>> start SUPPLIED MATERIAL

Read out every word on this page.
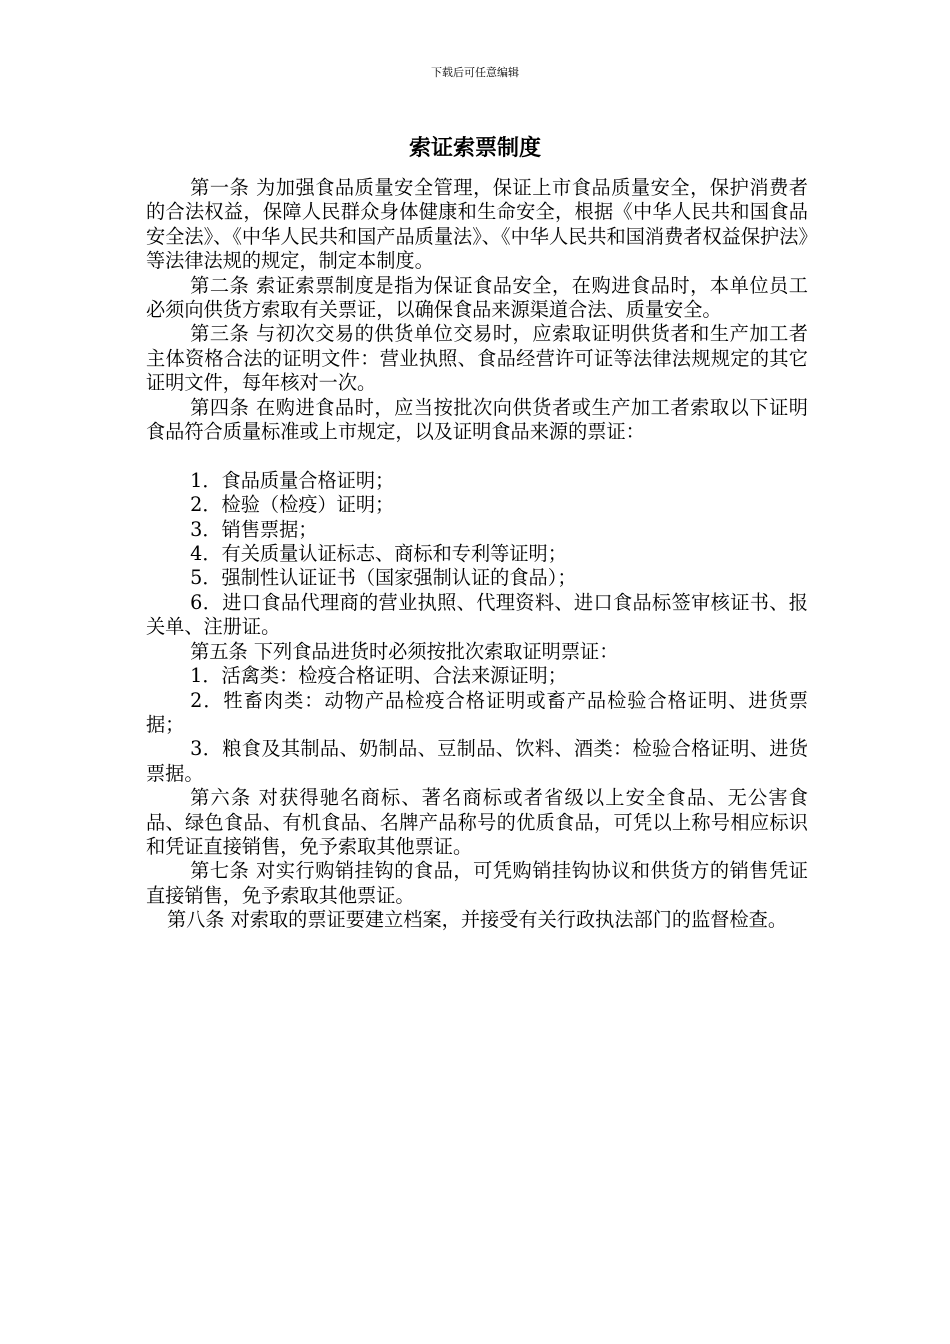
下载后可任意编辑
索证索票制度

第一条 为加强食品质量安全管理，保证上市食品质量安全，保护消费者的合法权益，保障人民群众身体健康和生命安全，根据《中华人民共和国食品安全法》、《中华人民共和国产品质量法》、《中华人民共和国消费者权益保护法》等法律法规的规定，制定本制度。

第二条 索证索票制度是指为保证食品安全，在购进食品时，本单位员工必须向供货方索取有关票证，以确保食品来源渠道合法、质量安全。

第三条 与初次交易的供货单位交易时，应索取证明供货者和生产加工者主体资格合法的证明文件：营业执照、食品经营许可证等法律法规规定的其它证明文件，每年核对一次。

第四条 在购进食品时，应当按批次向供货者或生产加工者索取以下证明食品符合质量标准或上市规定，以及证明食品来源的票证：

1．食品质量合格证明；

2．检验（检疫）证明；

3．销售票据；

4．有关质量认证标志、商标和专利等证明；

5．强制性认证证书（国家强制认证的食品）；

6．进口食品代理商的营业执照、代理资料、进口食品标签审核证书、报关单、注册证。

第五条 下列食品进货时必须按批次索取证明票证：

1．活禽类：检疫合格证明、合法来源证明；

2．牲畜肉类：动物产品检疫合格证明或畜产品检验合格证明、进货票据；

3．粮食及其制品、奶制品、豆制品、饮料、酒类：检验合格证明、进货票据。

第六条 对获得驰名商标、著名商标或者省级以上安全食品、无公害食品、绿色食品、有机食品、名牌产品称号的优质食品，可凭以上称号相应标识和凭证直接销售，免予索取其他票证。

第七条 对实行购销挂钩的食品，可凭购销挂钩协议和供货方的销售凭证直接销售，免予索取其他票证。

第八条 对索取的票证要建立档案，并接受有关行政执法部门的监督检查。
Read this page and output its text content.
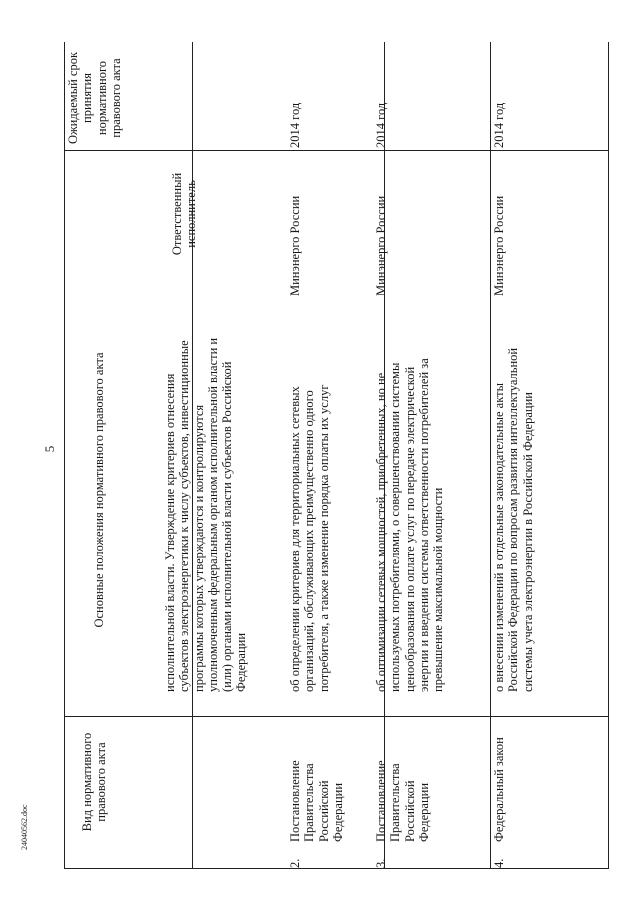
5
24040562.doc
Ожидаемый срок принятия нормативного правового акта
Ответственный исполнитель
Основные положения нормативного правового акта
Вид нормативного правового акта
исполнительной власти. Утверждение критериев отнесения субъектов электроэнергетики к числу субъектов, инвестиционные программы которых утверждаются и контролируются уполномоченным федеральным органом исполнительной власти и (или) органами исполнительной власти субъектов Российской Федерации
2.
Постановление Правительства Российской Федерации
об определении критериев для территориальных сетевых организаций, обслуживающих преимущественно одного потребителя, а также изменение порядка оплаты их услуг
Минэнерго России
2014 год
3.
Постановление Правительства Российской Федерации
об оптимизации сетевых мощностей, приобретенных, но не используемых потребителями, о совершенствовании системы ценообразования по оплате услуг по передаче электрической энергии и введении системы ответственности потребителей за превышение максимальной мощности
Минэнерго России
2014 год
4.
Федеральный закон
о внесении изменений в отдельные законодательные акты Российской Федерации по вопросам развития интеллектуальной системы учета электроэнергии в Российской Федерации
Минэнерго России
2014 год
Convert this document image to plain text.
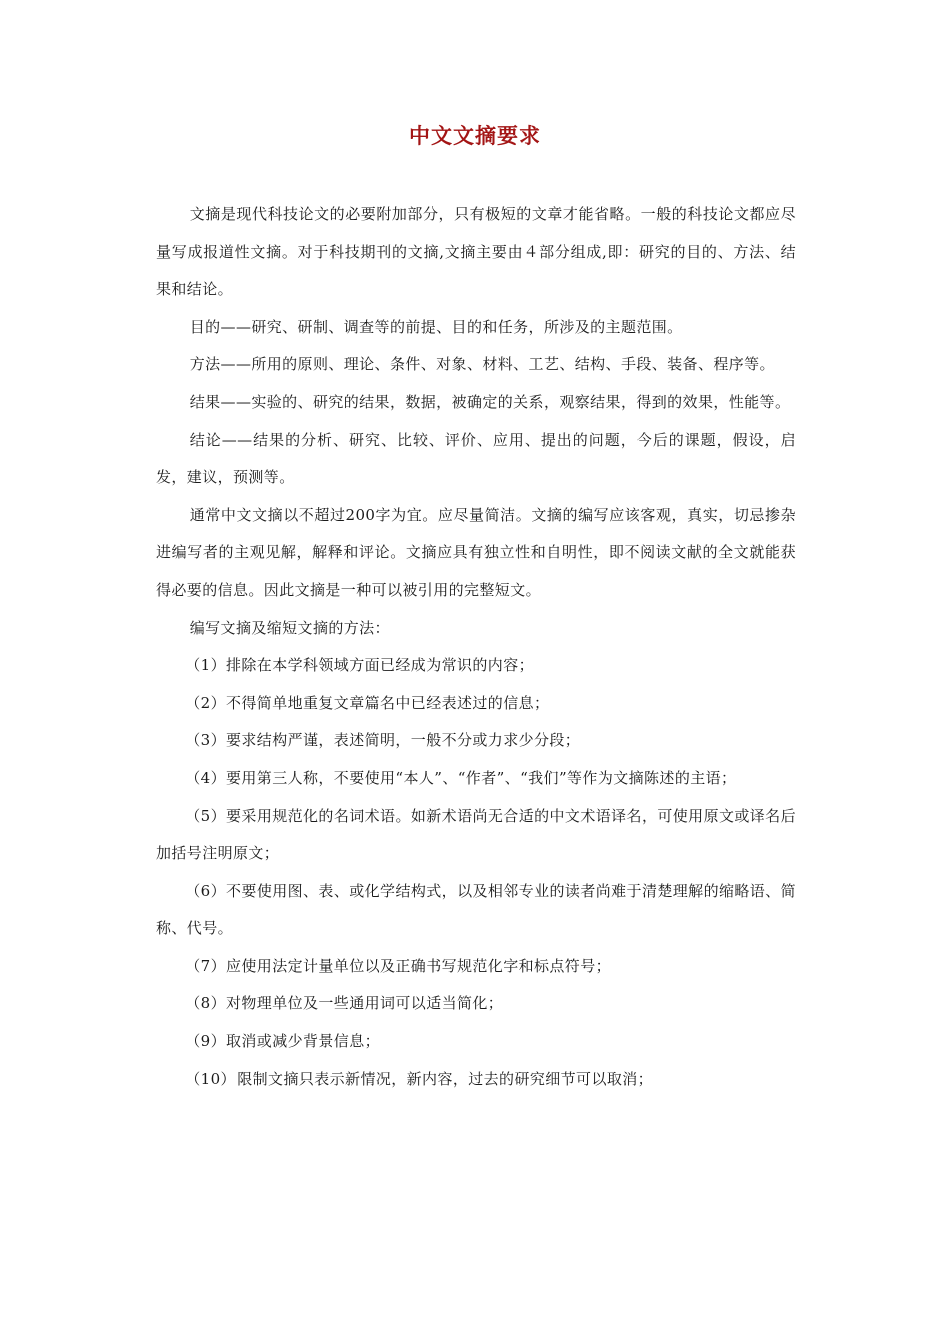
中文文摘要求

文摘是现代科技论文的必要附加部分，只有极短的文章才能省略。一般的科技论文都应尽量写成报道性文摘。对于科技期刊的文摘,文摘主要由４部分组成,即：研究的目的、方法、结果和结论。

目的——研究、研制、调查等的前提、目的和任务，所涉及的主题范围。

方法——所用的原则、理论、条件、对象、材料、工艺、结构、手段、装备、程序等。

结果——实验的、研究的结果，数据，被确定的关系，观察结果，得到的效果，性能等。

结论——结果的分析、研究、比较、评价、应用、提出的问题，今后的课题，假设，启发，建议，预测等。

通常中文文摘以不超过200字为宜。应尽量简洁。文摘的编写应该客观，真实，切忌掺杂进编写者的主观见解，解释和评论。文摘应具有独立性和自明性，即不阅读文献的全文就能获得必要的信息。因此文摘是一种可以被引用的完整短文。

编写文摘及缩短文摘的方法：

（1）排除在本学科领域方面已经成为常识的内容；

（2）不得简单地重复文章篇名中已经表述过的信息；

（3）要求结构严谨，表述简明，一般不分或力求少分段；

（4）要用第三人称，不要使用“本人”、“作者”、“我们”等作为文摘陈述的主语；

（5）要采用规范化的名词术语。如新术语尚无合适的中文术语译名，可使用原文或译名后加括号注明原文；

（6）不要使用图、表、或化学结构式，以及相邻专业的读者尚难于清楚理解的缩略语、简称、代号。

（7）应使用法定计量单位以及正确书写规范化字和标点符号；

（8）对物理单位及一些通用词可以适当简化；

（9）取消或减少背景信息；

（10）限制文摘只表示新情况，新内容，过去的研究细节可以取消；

>> end SUPPLIED MATERIAL

- **STATED GOAL**: Write out, exactly, each line from the one containing "Convert this document image to plain text." down to the final line of the data above. Both of those lines count, and the pictures are left out.

- **ANSWER TO THIS TASK**:
Convert this document image to plain text.
中文文摘要求

文摘是现代科技论文的必要附加部分，只有极短的文章才能省略。一般的科技论文都应尽量写成报道性文摘。对于科技期刊的文摘,文摘主要由４部分组成,即：研究的目的、方法、结果和结论。

目的——研究、研制、调查等的前提、目的和任务，所涉及的主题范围。

方法——所用的原则、理论、条件、对象、材料、工艺、结构、手段、装备、程序等。

结果——实验的、研究的结果，数据，被确定的关系，观察结果，得到的效果，性能等。

结论——结果的分析、研究、比较、评价、应用、提出的问题，今后的课题，假设，启发，建议，预测等。

通常中文文摘以不超过200字为宜。应尽量简洁。文摘的编写应该客观，真实，切忌掺杂进编写者的主观见解，解释和评论。文摘应具有独立性和自明性，即不阅读文献的全文就能获得必要的信息。因此文摘是一种可以被引用的完整短文。

编写文摘及缩短文摘的方法：

（1）排除在本学科领域方面已经成为常识的内容；

（2）不得简单地重复文章篇名中已经表述过的信息；

（3）要求结构严谨，表述简明，一般不分或力求少分段；

（4）要用第三人称，不要使用“本人”、“作者”、“我们”等作为文摘陈述的主语；

（5）要采用规范化的名词术语。如新术语尚无合适的中文术语译名，可使用原文或译名后加括号注明原文；

（6）不要使用图、表、或化学结构式，以及相邻专业的读者尚难于清楚理解的缩略语、简称、代号。

（7）应使用法定计量单位以及正确书写规范化字和标点符号；

（8）对物理单位及一些通用词可以适当简化；

（9）取消或减少背景信息；

（10）限制文摘只表示新情况，新内容，过去的研究细节可以取消；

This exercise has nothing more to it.